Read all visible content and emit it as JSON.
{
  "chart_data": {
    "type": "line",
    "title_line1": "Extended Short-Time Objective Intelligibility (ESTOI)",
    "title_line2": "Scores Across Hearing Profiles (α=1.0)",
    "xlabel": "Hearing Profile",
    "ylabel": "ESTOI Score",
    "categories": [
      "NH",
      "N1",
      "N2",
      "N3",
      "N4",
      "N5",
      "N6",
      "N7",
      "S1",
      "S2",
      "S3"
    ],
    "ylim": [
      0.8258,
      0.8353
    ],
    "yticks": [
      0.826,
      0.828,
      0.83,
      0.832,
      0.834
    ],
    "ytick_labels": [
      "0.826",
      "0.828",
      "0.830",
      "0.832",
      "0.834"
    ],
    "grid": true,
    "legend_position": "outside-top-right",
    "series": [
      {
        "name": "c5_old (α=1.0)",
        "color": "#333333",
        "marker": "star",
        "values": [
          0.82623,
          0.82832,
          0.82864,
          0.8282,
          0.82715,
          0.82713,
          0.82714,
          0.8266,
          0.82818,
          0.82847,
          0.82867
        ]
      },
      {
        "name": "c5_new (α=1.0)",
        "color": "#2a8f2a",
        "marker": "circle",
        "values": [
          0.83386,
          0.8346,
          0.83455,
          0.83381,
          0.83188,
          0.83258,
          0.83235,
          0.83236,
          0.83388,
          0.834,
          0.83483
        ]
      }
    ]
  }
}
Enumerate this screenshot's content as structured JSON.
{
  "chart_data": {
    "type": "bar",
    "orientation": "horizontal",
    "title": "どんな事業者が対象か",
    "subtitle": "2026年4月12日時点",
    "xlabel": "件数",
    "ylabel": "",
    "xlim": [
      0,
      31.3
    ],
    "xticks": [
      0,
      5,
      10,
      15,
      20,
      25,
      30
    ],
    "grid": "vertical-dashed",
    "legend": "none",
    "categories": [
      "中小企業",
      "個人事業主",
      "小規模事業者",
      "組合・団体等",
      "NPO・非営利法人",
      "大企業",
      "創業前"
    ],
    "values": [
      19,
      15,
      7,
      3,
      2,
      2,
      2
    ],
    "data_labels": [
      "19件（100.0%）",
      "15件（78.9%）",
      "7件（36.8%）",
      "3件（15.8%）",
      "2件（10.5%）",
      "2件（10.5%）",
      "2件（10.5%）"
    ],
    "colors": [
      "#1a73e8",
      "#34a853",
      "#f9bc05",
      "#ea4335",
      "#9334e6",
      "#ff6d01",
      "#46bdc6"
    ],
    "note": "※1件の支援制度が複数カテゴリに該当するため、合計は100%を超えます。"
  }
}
_ _ _ _ _
## Task goal
Exact repetition is required for the lines from the one that contains "Enumerate this screenshot's" through the final line; leave out everything else.

## Result
Enumerate this screenshot's content as structured JSON.
{
  "chart_data": {
    "type": "bar",
    "orientation": "horizontal",
    "title": "どんな事業者が対象か",
    "subtitle": "2026年4月12日時点",
    "xlabel": "件数",
    "ylabel": "",
    "xlim": [
      0,
      31.3
    ],
    "xticks": [
      0,
      5,
      10,
      15,
      20,
      25,
      30
    ],
    "grid": "vertical-dashed",
    "legend": "none",
    "categories": [
      "中小企業",
      "個人事業主",
      "小規模事業者",
      "組合・団体等",
      "NPO・非営利法人",
      "大企業",
      "創業前"
    ],
    "values": [
      19,
      15,
      7,
      3,
      2,
      2,
      2
    ],
    "data_labels": [
      "19件（100.0%）",
      "15件（78.9%）",
      "7件（36.8%）",
      "3件（15.8%）",
      "2件（10.5%）",
      "2件（10.5%）",
      "2件（10.5%）"
    ],
    "colors": [
      "#1a73e8",
      "#34a853",
      "#f9bc05",
      "#ea4335",
      "#9334e6",
      "#ff6d01",
      "#46bdc6"
    ],
    "note": "※1件の支援制度が複数カテゴリに該当するため、合計は100%を超えます。"
  }
}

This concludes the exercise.